Dataset records of document pages
※

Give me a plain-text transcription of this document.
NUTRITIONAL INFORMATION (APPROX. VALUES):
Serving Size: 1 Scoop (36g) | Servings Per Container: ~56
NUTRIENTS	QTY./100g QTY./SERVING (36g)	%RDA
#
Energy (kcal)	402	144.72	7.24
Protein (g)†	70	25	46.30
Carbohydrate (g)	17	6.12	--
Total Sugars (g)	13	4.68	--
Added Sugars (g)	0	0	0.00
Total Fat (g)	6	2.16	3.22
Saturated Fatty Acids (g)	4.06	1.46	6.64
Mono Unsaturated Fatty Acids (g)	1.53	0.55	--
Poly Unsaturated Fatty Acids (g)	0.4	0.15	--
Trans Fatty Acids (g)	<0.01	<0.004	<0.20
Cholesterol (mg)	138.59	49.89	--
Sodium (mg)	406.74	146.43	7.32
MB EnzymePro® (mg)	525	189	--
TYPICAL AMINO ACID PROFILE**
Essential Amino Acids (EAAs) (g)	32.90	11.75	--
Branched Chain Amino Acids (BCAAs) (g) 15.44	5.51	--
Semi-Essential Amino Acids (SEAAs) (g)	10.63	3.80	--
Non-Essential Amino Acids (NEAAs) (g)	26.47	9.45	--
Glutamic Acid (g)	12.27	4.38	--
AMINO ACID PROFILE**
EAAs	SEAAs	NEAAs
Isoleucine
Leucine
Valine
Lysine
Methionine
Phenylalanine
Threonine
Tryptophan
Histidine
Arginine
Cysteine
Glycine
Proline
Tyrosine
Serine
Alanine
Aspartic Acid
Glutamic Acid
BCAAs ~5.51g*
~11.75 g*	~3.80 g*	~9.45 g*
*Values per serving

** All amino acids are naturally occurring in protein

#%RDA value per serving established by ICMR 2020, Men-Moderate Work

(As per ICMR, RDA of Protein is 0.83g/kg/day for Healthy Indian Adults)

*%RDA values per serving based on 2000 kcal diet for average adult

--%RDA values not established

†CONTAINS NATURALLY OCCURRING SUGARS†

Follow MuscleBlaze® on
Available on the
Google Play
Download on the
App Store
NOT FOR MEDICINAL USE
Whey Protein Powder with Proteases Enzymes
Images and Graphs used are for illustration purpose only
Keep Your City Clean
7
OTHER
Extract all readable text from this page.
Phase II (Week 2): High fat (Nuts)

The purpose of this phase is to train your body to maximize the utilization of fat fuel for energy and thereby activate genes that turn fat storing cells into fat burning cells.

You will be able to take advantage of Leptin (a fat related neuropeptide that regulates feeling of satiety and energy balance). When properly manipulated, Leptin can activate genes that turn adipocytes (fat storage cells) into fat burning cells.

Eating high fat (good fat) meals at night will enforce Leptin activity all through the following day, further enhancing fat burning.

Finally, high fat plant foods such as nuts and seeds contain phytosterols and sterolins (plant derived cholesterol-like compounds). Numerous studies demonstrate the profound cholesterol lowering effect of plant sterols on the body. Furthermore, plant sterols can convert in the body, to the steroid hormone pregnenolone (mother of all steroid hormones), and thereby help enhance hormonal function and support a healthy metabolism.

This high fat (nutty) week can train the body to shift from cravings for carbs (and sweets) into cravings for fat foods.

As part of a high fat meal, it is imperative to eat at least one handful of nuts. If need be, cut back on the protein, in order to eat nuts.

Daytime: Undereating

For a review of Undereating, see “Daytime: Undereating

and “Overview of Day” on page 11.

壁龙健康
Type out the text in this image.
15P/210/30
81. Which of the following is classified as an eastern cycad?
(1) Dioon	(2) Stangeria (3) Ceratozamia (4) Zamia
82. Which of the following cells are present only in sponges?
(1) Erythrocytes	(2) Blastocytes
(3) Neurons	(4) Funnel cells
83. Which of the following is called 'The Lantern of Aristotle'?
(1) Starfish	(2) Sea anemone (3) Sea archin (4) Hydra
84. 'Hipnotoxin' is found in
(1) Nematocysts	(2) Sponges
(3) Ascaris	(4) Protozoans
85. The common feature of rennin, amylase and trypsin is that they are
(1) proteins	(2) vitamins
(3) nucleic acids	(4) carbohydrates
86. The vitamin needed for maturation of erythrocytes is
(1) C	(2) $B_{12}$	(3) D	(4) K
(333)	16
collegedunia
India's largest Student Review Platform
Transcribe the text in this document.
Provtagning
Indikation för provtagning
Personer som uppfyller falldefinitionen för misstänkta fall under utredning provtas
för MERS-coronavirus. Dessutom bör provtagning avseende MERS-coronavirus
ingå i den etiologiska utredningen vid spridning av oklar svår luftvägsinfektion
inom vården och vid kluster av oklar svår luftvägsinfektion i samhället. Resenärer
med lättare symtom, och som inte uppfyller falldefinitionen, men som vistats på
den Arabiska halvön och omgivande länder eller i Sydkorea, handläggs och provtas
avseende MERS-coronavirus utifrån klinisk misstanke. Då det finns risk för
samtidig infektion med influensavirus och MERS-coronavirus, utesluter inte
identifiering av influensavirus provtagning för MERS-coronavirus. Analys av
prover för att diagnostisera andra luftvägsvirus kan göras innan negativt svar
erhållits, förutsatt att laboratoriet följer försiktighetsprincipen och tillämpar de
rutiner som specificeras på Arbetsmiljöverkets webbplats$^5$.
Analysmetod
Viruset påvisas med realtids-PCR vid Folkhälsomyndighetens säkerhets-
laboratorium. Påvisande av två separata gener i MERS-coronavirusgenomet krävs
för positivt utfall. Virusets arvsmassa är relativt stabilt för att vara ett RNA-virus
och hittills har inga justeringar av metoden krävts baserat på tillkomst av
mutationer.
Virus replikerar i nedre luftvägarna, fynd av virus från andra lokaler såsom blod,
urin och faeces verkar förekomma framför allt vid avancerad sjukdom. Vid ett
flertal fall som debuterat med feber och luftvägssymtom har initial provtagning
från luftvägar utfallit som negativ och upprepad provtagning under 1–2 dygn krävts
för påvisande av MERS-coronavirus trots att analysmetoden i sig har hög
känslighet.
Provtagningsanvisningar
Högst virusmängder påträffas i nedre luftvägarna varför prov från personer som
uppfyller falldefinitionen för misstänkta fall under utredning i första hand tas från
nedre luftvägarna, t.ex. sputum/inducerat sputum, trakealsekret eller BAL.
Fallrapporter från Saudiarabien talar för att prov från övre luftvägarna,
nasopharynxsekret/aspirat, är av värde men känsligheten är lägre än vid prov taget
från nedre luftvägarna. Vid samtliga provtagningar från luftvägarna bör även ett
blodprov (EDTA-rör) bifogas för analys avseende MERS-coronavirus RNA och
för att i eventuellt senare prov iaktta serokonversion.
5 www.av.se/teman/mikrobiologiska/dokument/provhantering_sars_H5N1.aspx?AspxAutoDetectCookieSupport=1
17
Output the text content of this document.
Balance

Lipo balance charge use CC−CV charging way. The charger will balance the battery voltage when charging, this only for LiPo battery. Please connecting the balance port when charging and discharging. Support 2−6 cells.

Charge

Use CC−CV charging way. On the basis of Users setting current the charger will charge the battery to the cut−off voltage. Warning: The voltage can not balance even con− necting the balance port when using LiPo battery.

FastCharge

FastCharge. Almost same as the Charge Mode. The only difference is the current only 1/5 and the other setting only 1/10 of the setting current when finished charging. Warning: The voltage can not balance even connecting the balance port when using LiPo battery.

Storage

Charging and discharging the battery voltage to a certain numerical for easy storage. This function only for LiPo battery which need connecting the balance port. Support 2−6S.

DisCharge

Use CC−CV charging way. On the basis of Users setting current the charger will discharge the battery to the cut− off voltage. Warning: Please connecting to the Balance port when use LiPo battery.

※

▶ **Exercise goal**: Your task is to return each line of the data above that contains the string "activate".

▶ **Completed task**:
The purpose of this phase is to train your body to maximize the utilization of fat fuel for energy and thereby activate genes that turn fat storing cells into fat burning cells.
You will be able to take advantage of Leptin (a fat related neuropeptide that regulates feeling of satiety and energy balance). When properly manipulated, Leptin can activate genes that turn adipocytes (fat storage cells) into fat burning cells.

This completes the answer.